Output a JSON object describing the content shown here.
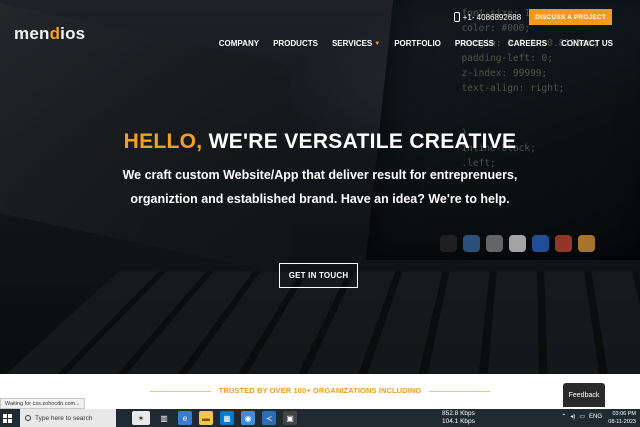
{
  "brand": {
    "logo_prefix": "men",
    "logo_accent": "d",
    "logo_suffix": "ios"
  },
  "header": {
    "phone": "+1- 4086892688",
    "cta_label": "DISCUSS A PROJECT",
    "nav": [
      "COMPANY",
      "PRODUCTS",
      "SERVICES",
      "PORTFOLIO",
      "PROCESS",
      "CAREERS",
      "CONTACT US"
    ]
  },
  "hero": {
    "headline_accent": "HELLO,",
    "headline_rest": " WE'RE VERSATILE CREATIVE",
    "sub_line1": "We craft custom Website/App that deliver result for entreprenuers,",
    "sub_line2": "organiztion and established brand. Have an idea? We're to help.",
    "button_label": "GET IN TOUCH"
  },
  "trusted": {
    "label": "TRUSTED BY OVER 100+ ORGANIZATIONS INCLUDING"
  },
  "feedback_label": "Feedback",
  "status_text": "Waiting for css.zohocdn.com...",
  "taskbar": {
    "search_placeholder": "Type here to search",
    "net_up": "852.8 Kbps",
    "net_down": "104.1 Kbps",
    "lang": "ENG",
    "time": "03:06 PM",
    "date": "08-11-2023"
  },
  "colors": {
    "accent": "#f29a1b",
    "taskbar": "#202a33"
  }
}
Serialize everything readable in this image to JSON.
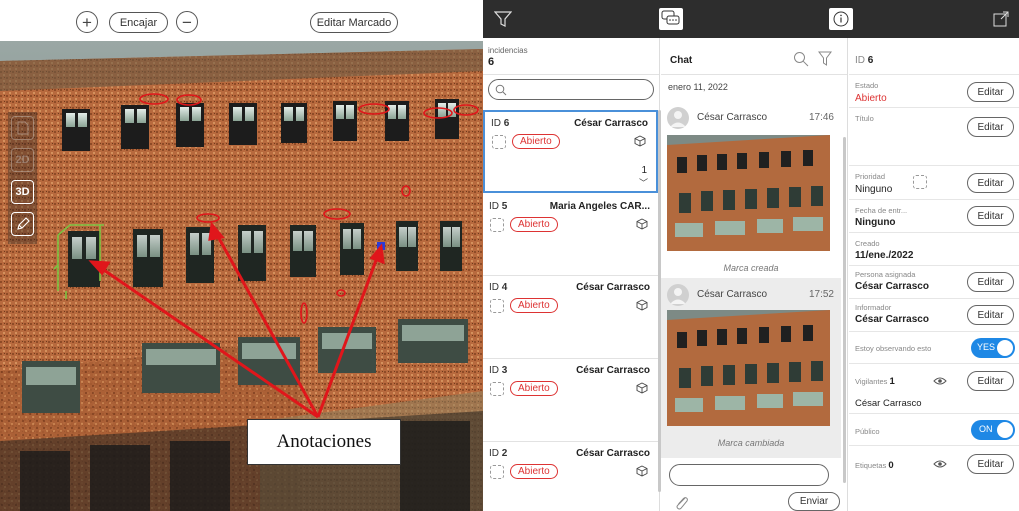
{
  "viewer": {
    "toolbar": {
      "zoom_in_symbol": "+",
      "fit_label": "Encajar",
      "zoom_out_symbol": "−",
      "edit_markup_label": "Editar Marcado"
    },
    "rail": {
      "btn_2d_label": "2D",
      "btn_3d_label": "3D"
    },
    "annotation_callout": "Anotaciones"
  },
  "list": {
    "header_label": "incidencias",
    "count": "6",
    "issues": [
      {
        "id_prefix": "ID",
        "id": "6",
        "assignee": "César Carrasco",
        "status": "Abierto",
        "comments": "1",
        "chevron": "﹀"
      },
      {
        "id_prefix": "ID",
        "id": "5",
        "assignee": "Maria Angeles CAR...",
        "status": "Abierto"
      },
      {
        "id_prefix": "ID",
        "id": "4",
        "assignee": "César Carrasco",
        "status": "Abierto"
      },
      {
        "id_prefix": "ID",
        "id": "3",
        "assignee": "César Carrasco",
        "status": "Abierto"
      },
      {
        "id_prefix": "ID",
        "id": "2",
        "assignee": "César Carrasco",
        "status": "Abierto"
      }
    ]
  },
  "chat": {
    "title": "Chat",
    "date": "enero 11, 2022",
    "messages": [
      {
        "author": "César Carrasco",
        "time": "17:46",
        "caption": "Marca creada"
      },
      {
        "author": "César Carrasco",
        "time": "17:52",
        "caption": "Marca cambiada"
      }
    ],
    "send_label": "Enviar"
  },
  "detail": {
    "id_prefix": "ID",
    "id": "6",
    "edit_label": "Editar",
    "estado_label": "Estado",
    "estado_value": "Abierto",
    "titulo_label": "Título",
    "prioridad_label": "Prioridad",
    "prioridad_value": "Ninguno",
    "fecha_label": "Fecha de entr...",
    "fecha_value": "Ninguno",
    "creado_label": "Creado",
    "creado_value": "11/ene./2022",
    "persona_label": "Persona asignada",
    "persona_value": "César Carrasco",
    "informador_label": "Informador",
    "informador_value": "César Carrasco",
    "observando_label": "Estoy observando esto",
    "observando_toggle": "YES",
    "vigilantes_label": "Vigilantes",
    "vigilantes_count": "1",
    "vigilante_name": "César Carrasco",
    "publico_label": "Público",
    "publico_toggle": "ON",
    "etiquetas_label": "Etiquetas",
    "etiquetas_count": "0"
  },
  "colors": {
    "topbar": "#2d2d2d",
    "status_red": "#d33333",
    "toggle_blue": "#1e88e5",
    "selection_blue": "#4a90d9",
    "annotation_red": "#e0161b",
    "annotation_green": "#7cc242",
    "annotation_blue": "#2a3bd8"
  }
}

▸ WORK INSTRUCTIONS
Using the listing above, work out how many of its lines include "caption", and give only the result.

▸ FULL RESPONSE
2